> [WHAT IS NEEDED]: The records that follow must be reproduced in full, exactly as written.

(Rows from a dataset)
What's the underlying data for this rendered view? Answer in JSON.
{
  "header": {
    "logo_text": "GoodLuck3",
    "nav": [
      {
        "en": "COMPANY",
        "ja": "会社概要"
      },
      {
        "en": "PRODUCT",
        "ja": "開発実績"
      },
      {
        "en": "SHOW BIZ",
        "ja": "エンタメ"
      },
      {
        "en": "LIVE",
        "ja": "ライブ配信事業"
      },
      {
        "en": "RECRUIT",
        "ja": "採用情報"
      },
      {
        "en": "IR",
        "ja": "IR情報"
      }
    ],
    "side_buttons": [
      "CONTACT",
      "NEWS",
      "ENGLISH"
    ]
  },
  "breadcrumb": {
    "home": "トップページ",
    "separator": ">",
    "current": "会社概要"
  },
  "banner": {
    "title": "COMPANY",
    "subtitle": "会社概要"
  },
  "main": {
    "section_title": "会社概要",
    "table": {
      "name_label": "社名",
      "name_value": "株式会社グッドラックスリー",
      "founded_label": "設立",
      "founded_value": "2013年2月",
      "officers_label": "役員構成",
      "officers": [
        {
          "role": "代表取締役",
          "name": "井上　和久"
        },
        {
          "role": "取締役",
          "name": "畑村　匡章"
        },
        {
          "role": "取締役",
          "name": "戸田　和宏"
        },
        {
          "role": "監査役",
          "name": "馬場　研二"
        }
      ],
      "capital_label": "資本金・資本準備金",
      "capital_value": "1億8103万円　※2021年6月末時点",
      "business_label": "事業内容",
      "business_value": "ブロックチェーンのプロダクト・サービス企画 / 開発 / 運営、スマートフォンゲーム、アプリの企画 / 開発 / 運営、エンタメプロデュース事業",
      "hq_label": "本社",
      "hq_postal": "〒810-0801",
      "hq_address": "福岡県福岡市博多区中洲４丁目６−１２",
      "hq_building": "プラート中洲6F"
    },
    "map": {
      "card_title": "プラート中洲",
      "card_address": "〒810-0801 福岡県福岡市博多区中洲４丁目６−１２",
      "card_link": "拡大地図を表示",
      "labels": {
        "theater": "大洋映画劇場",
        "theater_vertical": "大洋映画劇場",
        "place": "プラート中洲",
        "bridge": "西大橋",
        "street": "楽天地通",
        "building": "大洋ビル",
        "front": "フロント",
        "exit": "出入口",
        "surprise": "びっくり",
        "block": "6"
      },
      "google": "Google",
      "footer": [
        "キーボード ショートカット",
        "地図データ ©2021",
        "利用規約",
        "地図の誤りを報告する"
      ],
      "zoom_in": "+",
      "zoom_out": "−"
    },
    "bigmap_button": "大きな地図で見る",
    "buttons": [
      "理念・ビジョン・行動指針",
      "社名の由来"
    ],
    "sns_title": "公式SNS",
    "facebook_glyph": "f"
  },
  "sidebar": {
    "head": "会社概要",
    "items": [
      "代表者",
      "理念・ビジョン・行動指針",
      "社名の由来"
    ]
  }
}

> [EXERCISE RESPONSE]:
What's the underlying data for this rendered view? Answer in JSON.
{
  "header": {
    "logo_text": "GoodLuck3",
    "nav": [
      {
        "en": "COMPANY",
        "ja": "会社概要"
      },
      {
        "en": "PRODUCT",
        "ja": "開発実績"
      },
      {
        "en": "SHOW BIZ",
        "ja": "エンタメ"
      },
      {
        "en": "LIVE",
        "ja": "ライブ配信事業"
      },
      {
        "en": "RECRUIT",
        "ja": "採用情報"
      },
      {
        "en": "IR",
        "ja": "IR情報"
      }
    ],
    "side_buttons": [
      "CONTACT",
      "NEWS",
      "ENGLISH"
    ]
  },
  "breadcrumb": {
    "home": "トップページ",
    "separator": ">",
    "current": "会社概要"
  },
  "banner": {
    "title": "COMPANY",
    "subtitle": "会社概要"
  },
  "main": {
    "section_title": "会社概要",
    "table": {
      "name_label": "社名",
      "name_value": "株式会社グッドラックスリー",
      "founded_label": "設立",
      "founded_value": "2013年2月",
      "officers_label": "役員構成",
      "officers": [
        {
          "role": "代表取締役",
          "name": "井上　和久"
        },
        {
          "role": "取締役",
          "name": "畑村　匡章"
        },
        {
          "role": "取締役",
          "name": "戸田　和宏"
        },
        {
          "role": "監査役",
          "name": "馬場　研二"
        }
      ],
      "capital_label": "資本金・資本準備金",
      "capital_value": "1億8103万円　※2021年6月末時点",
      "business_label": "事業内容",
      "business_value": "ブロックチェーンのプロダクト・サービス企画 / 開発 / 運営、スマートフォンゲーム、アプリの企画 / 開発 / 運営、エンタメプロデュース事業",
      "hq_label": "本社",
      "hq_postal": "〒810-0801",
      "hq_address": "福岡県福岡市博多区中洲４丁目６−１２",
      "hq_building": "プラート中洲6F"
    },
    "map": {
      "card_title": "プラート中洲",
      "card_address": "〒810-0801 福岡県福岡市博多区中洲４丁目６−１２",
      "card_link": "拡大地図を表示",
      "labels": {
        "theater": "大洋映画劇場",
        "theater_vertical": "大洋映画劇場",
        "place": "プラート中洲",
        "bridge": "西大橋",
        "street": "楽天地通",
        "building": "大洋ビル",
        "front": "フロント",
        "exit": "出入口",
        "surprise": "びっくり",
        "block": "6"
      },
      "google": "Google",
      "footer": [
        "キーボード ショートカット",
        "地図データ ©2021",
        "利用規約",
        "地図の誤りを報告する"
      ],
      "zoom_in": "+",
      "zoom_out": "−"
    },
    "bigmap_button": "大きな地図で見る",
    "buttons": [
      "理念・ビジョン・行動指針",
      "社名の由来"
    ],
    "sns_title": "公式SNS",
    "facebook_glyph": "f"
  },
  "sidebar": {
    "head": "会社概要",
    "items": [
      "代表者",
      "理念・ビジョン・行動指針",
      "社名の由来"
    ]
  }
}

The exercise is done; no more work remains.